§ Stated task:
Copy every record word for word.

— Start Dataset entries —

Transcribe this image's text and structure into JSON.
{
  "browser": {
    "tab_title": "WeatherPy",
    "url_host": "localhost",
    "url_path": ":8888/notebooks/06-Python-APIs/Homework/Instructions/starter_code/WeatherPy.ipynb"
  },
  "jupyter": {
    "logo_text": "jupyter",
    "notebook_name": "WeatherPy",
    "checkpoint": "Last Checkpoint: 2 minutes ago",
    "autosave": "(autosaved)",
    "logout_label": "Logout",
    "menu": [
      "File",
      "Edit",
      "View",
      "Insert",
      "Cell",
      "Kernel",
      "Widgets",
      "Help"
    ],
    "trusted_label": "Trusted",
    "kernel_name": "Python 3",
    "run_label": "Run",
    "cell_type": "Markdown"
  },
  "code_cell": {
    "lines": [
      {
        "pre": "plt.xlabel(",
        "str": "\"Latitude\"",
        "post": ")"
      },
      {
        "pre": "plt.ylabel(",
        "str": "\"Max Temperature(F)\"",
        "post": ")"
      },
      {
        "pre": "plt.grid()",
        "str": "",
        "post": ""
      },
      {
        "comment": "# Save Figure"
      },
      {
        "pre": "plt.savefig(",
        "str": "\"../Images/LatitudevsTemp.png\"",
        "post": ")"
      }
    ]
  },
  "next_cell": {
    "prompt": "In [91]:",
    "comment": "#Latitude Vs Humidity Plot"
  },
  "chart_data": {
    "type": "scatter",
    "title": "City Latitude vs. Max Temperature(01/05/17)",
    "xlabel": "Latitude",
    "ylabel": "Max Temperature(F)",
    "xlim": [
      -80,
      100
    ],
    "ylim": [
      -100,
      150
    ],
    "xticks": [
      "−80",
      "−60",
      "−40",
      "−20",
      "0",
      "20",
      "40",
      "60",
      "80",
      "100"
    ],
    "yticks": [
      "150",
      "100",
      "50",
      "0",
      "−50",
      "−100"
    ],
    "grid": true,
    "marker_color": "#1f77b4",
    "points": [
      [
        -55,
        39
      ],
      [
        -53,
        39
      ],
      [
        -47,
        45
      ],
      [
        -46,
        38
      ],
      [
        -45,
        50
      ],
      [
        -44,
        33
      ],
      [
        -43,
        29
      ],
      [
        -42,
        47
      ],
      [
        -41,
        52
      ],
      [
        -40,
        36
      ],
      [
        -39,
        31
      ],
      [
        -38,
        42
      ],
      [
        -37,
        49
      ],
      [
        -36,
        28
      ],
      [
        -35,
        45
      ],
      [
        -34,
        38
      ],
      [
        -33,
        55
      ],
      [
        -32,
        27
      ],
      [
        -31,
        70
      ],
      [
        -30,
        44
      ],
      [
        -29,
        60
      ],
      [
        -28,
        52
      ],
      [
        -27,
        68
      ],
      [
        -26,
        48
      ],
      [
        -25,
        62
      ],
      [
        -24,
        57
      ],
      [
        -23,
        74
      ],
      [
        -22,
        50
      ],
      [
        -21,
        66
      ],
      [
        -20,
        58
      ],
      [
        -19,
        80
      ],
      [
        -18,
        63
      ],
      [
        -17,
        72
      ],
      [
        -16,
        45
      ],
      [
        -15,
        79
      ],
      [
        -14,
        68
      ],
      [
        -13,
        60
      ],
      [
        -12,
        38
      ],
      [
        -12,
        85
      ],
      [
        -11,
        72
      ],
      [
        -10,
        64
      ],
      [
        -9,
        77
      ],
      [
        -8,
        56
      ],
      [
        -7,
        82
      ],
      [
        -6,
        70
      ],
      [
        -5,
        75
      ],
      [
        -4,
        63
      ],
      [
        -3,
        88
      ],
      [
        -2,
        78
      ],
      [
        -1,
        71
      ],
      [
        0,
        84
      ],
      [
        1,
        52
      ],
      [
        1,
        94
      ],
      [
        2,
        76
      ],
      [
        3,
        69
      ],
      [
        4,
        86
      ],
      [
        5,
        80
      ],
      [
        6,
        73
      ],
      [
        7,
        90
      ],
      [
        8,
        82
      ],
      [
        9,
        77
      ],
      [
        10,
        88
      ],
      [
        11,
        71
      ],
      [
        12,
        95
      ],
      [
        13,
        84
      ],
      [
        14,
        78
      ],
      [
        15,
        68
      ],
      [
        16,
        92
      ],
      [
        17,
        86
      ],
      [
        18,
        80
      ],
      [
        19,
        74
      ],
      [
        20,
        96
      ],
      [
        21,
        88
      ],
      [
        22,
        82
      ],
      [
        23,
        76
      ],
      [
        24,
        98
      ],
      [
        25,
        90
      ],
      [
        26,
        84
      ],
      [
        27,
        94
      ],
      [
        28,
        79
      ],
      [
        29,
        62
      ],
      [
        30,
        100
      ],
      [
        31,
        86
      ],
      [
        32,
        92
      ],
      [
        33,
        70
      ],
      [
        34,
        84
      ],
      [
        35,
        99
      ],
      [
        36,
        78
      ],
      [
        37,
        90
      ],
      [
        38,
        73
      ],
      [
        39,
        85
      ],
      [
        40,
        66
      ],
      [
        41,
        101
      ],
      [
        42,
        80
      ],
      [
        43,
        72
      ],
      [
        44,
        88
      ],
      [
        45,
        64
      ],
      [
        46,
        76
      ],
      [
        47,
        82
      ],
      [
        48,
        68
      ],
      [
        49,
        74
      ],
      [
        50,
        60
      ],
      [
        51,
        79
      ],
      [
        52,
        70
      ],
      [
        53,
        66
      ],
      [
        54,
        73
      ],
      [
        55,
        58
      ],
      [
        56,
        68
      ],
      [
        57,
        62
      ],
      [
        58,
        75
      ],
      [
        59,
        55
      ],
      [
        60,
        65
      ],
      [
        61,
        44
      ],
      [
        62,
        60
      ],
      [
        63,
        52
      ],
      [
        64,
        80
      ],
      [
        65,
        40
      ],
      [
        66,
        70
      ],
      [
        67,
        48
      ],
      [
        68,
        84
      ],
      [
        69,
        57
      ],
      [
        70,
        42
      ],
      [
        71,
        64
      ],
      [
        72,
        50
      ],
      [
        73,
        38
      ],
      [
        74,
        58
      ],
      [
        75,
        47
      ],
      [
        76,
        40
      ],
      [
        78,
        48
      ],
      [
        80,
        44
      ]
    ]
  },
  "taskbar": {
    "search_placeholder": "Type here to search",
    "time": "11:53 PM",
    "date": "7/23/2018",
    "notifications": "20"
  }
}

— End Dataset entries —

§ Result of the exercise:
Transcribe this image's text and structure into JSON.
{
  "browser": {
    "tab_title": "WeatherPy",
    "url_host": "localhost",
    "url_path": ":8888/notebooks/06-Python-APIs/Homework/Instructions/starter_code/WeatherPy.ipynb"
  },
  "jupyter": {
    "logo_text": "jupyter",
    "notebook_name": "WeatherPy",
    "checkpoint": "Last Checkpoint: 2 minutes ago",
    "autosave": "(autosaved)",
    "logout_label": "Logout",
    "menu": [
      "File",
      "Edit",
      "View",
      "Insert",
      "Cell",
      "Kernel",
      "Widgets",
      "Help"
    ],
    "trusted_label": "Trusted",
    "kernel_name": "Python 3",
    "run_label": "Run",
    "cell_type": "Markdown"
  },
  "code_cell": {
    "lines": [
      {
        "pre": "plt.xlabel(",
        "str": "\"Latitude\"",
        "post": ")"
      },
      {
        "pre": "plt.ylabel(",
        "str": "\"Max Temperature(F)\"",
        "post": ")"
      },
      {
        "pre": "plt.grid()",
        "str": "",
        "post": ""
      },
      {
        "comment": "# Save Figure"
      },
      {
        "pre": "plt.savefig(",
        "str": "\"../Images/LatitudevsTemp.png\"",
        "post": ")"
      }
    ]
  },
  "next_cell": {
    "prompt": "In [91]:",
    "comment": "#Latitude Vs Humidity Plot"
  },
  "chart_data": {
    "type": "scatter",
    "title": "City Latitude vs. Max Temperature(01/05/17)",
    "xlabel": "Latitude",
    "ylabel": "Max Temperature(F)",
    "xlim": [
      -80,
      100
    ],
    "ylim": [
      -100,
      150
    ],
    "xticks": [
      "−80",
      "−60",
      "−40",
      "−20",
      "0",
      "20",
      "40",
      "60",
      "80",
      "100"
    ],
    "yticks": [
      "150",
      "100",
      "50",
      "0",
      "−50",
      "−100"
    ],
    "grid": true,
    "marker_color": "#1f77b4",
    "points": [
      [
        -55,
        39
      ],
      [
        -53,
        39
      ],
      [
        -47,
        45
      ],
      [
        -46,
        38
      ],
      [
        -45,
        50
      ],
      [
        -44,
        33
      ],
      [
        -43,
        29
      ],
      [
        -42,
        47
      ],
      [
        -41,
        52
      ],
      [
        -40,
        36
      ],
      [
        -39,
        31
      ],
      [
        -38,
        42
      ],
      [
        -37,
        49
      ],
      [
        -36,
        28
      ],
      [
        -35,
        45
      ],
      [
        -34,
        38
      ],
      [
        -33,
        55
      ],
      [
        -32,
        27
      ],
      [
        -31,
        70
      ],
      [
        -30,
        44
      ],
      [
        -29,
        60
      ],
      [
        -28,
        52
      ],
      [
        -27,
        68
      ],
      [
        -26,
        48
      ],
      [
        -25,
        62
      ],
      [
        -24,
        57
      ],
      [
        -23,
        74
      ],
      [
        -22,
        50
      ],
      [
        -21,
        66
      ],
      [
        -20,
        58
      ],
      [
        -19,
        80
      ],
      [
        -18,
        63
      ],
      [
        -17,
        72
      ],
      [
        -16,
        45
      ],
      [
        -15,
        79
      ],
      [
        -14,
        68
      ],
      [
        -13,
        60
      ],
      [
        -12,
        38
      ],
      [
        -12,
        85
      ],
      [
        -11,
        72
      ],
      [
        -10,
        64
      ],
      [
        -9,
        77
      ],
      [
        -8,
        56
      ],
      [
        -7,
        82
      ],
      [
        -6,
        70
      ],
      [
        -5,
        75
      ],
      [
        -4,
        63
      ],
      [
        -3,
        88
      ],
      [
        -2,
        78
      ],
      [
        -1,
        71
      ],
      [
        0,
        84
      ],
      [
        1,
        52
      ],
      [
        1,
        94
      ],
      [
        2,
        76
      ],
      [
        3,
        69
      ],
      [
        4,
        86
      ],
      [
        5,
        80
      ],
      [
        6,
        73
      ],
      [
        7,
        90
      ],
      [
        8,
        82
      ],
      [
        9,
        77
      ],
      [
        10,
        88
      ],
      [
        11,
        71
      ],
      [
        12,
        95
      ],
      [
        13,
        84
      ],
      [
        14,
        78
      ],
      [
        15,
        68
      ],
      [
        16,
        92
      ],
      [
        17,
        86
      ],
      [
        18,
        80
      ],
      [
        19,
        74
      ],
      [
        20,
        96
      ],
      [
        21,
        88
      ],
      [
        22,
        82
      ],
      [
        23,
        76
      ],
      [
        24,
        98
      ],
      [
        25,
        90
      ],
      [
        26,
        84
      ],
      [
        27,
        94
      ],
      [
        28,
        79
      ],
      [
        29,
        62
      ],
      [
        30,
        100
      ],
      [
        31,
        86
      ],
      [
        32,
        92
      ],
      [
        33,
        70
      ],
      [
        34,
        84
      ],
      [
        35,
        99
      ],
      [
        36,
        78
      ],
      [
        37,
        90
      ],
      [
        38,
        73
      ],
      [
        39,
        85
      ],
      [
        40,
        66
      ],
      [
        41,
        101
      ],
      [
        42,
        80
      ],
      [
        43,
        72
      ],
      [
        44,
        88
      ],
      [
        45,
        64
      ],
      [
        46,
        76
      ],
      [
        47,
        82
      ],
      [
        48,
        68
      ],
      [
        49,
        74
      ],
      [
        50,
        60
      ],
      [
        51,
        79
      ],
      [
        52,
        70
      ],
      [
        53,
        66
      ],
      [
        54,
        73
      ],
      [
        55,
        58
      ],
      [
        56,
        68
      ],
      [
        57,
        62
      ],
      [
        58,
        75
      ],
      [
        59,
        55
      ],
      [
        60,
        65
      ],
      [
        61,
        44
      ],
      [
        62,
        60
      ],
      [
        63,
        52
      ],
      [
        64,
        80
      ],
      [
        65,
        40
      ],
      [
        66,
        70
      ],
      [
        67,
        48
      ],
      [
        68,
        84
      ],
      [
        69,
        57
      ],
      [
        70,
        42
      ],
      [
        71,
        64
      ],
      [
        72,
        50
      ],
      [
        73,
        38
      ],
      [
        74,
        58
      ],
      [
        75,
        47
      ],
      [
        76,
        40
      ],
      [
        78,
        48
      ],
      [
        80,
        44
      ]
    ]
  },
  "taskbar": {
    "search_placeholder": "Type here to search",
    "time": "11:53 PM",
    "date": "7/23/2018",
    "notifications": "20"
  }
}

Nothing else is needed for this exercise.